#### THE PROBLEM
Leave out the pictures and restate the rest of the data exactly.

--- start RECORDS PROVIDED ---

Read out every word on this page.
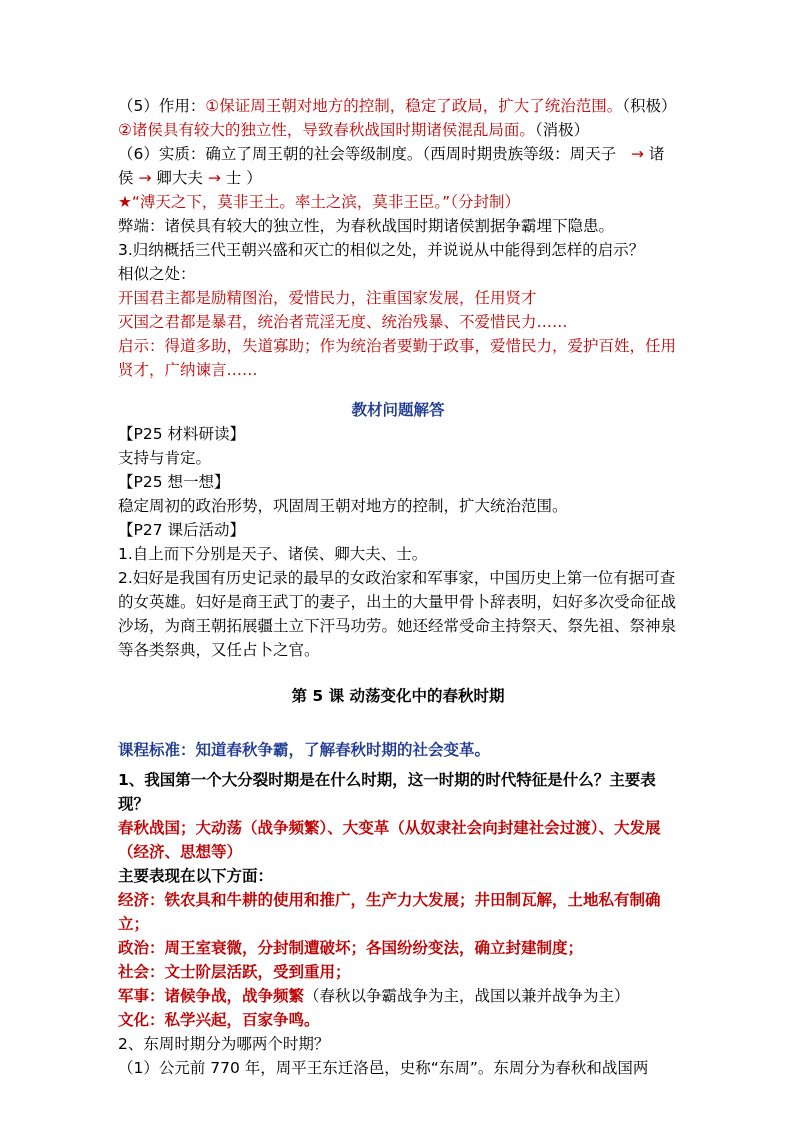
（5）作用：①保证周王朝对地方的控制，稳定了政局，扩大了统治范围。（积极）②诸侯具有较大的独立性，导致春秋战国时期诸侯混乱局面。（消极）

（6）实质：确立了周王朝的社会等级制度。（西周时期贵族等级：周天子 → 诸侯 → 卿大夫 → 士 ）

★“溥天之下，莫非王土。率土之滨，莫非王臣。”（分封制）

弊端：诸侯具有较大的独立性，为春秋战国时期诸侯割据争霸埋下隐患。

3.归纳概括三代王朝兴盛和灭亡的相似之处，并说说从中能得到怎样的启示？

相似之处：

开国君主都是励精图治，爱惜民力，注重国家发展，任用贤才

灭国之君都是暴君，统治者荒淫无度、统治残暴、不爱惜民力……

启示：得道多助，失道寡助；作为统治者要勤于政事，爱惜民力，爱护百姓，任用贤才，广纳谏言……

教材问题解答

【P25 材料研读】

支持与肯定。

【P25 想一想】

稳定周初的政治形势，巩固周王朝对地方的控制，扩大统治范围。

【P27 课后活动】

1.自上而下分别是天子、诸侯、卿大夫、士。

2.妇好是我国有历史记录的最早的女政治家和军事家，中国历史上第一位有据可查的女英雄。妇好是商王武丁的妻子，出土的大量甲骨卜辞表明，妇好多次受命征战沙场，为商王朝拓展疆土立下汗马功劳。她还经常受命主持祭天、祭先祖、祭神泉等各类祭典，又任占卜之官。

第 5 课 动荡变化中的春秋时期

课程标准：知道春秋争霸，了解春秋时期的社会变革。

1、我国第一个大分裂时期是在什么时期，这一时期的时代特征是什么？主要表现？

春秋战国；大动荡（战争频繁）、大变革（从奴隶社会向封建社会过渡）、大发展（经济、思想等）

主要表现在以下方面：

经济：铁农具和牛耕的使用和推广，生产力大发展；井田制瓦解，土地私有制确立；

政治：周王室衰微，分封制遭破坏；各国纷纷变法，确立封建制度；

社会：文士阶层活跃，受到重用；

军事：诸候争战，战争频繁（春秋以争霸战争为主，战国以兼并战争为主）

文化：私学兴起，百家争鸣。

2、东周时期分为哪两个时期？

（1）公元前 770 年，周平王东迁洛邑，史称“东周”。东周分为春秋和战国两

--- end RECORDS PROVIDED ---

#### THE RESULT
Read out every word on this page.
（5）作用：①保证周王朝对地方的控制，稳定了政局，扩大了统治范围。（积极）②诸侯具有较大的独立性，导致春秋战国时期诸侯混乱局面。（消极）

（6）实质：确立了周王朝的社会等级制度。（西周时期贵族等级：周天子 → 诸侯 → 卿大夫 → 士 ）

★“溥天之下，莫非王土。率土之滨，莫非王臣。”（分封制）

弊端：诸侯具有较大的独立性，为春秋战国时期诸侯割据争霸埋下隐患。

3.归纳概括三代王朝兴盛和灭亡的相似之处，并说说从中能得到怎样的启示？

相似之处：

开国君主都是励精图治，爱惜民力，注重国家发展，任用贤才

灭国之君都是暴君，统治者荒淫无度、统治残暴、不爱惜民力……

启示：得道多助，失道寡助；作为统治者要勤于政事，爱惜民力，爱护百姓，任用贤才，广纳谏言……

教材问题解答

【P25 材料研读】

支持与肯定。

【P25 想一想】

稳定周初的政治形势，巩固周王朝对地方的控制，扩大统治范围。

【P27 课后活动】

1.自上而下分别是天子、诸侯、卿大夫、士。

2.妇好是我国有历史记录的最早的女政治家和军事家，中国历史上第一位有据可查的女英雄。妇好是商王武丁的妻子，出土的大量甲骨卜辞表明，妇好多次受命征战沙场，为商王朝拓展疆土立下汗马功劳。她还经常受命主持祭天、祭先祖、祭神泉等各类祭典，又任占卜之官。

第 5 课 动荡变化中的春秋时期

课程标准：知道春秋争霸，了解春秋时期的社会变革。

1、我国第一个大分裂时期是在什么时期，这一时期的时代特征是什么？主要表现？

春秋战国；大动荡（战争频繁）、大变革（从奴隶社会向封建社会过渡）、大发展（经济、思想等）

主要表现在以下方面：

经济：铁农具和牛耕的使用和推广，生产力大发展；井田制瓦解，土地私有制确立；

政治：周王室衰微，分封制遭破坏；各国纷纷变法，确立封建制度；

社会：文士阶层活跃，受到重用；

军事：诸候争战，战争频繁（春秋以争霸战争为主，战国以兼并战争为主）

文化：私学兴起，百家争鸣。

2、东周时期分为哪两个时期？

（1）公元前 770 年，周平王东迁洛邑，史称“东周”。东周分为春秋和战国两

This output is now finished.